Goal :: Return each line of the records with nothing changed, pictures excepted.

Given data ::
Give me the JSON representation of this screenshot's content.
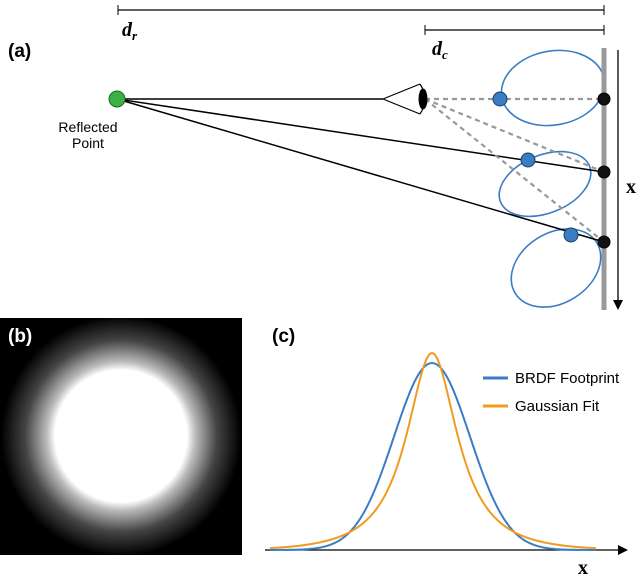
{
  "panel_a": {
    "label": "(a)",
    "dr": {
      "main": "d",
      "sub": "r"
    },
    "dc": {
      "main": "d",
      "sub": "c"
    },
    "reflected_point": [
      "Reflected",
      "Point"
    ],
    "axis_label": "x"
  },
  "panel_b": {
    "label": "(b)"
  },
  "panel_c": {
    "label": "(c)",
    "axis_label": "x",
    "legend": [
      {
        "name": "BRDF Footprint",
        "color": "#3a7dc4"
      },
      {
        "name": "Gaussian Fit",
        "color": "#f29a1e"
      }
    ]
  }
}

Exercise answer ::
Give me the JSON representation of this screenshot's content.
{
  "panel_a": {
    "label": "(a)",
    "dr": {
      "main": "d",
      "sub": "r"
    },
    "dc": {
      "main": "d",
      "sub": "c"
    },
    "reflected_point": [
      "Reflected",
      "Point"
    ],
    "axis_label": "x"
  },
  "panel_b": {
    "label": "(b)"
  },
  "panel_c": {
    "label": "(c)",
    "axis_label": "x",
    "legend": [
      {
        "name": "BRDF Footprint",
        "color": "#3a7dc4"
      },
      {
        "name": "Gaussian Fit",
        "color": "#f29a1e"
      }
    ]
  }
}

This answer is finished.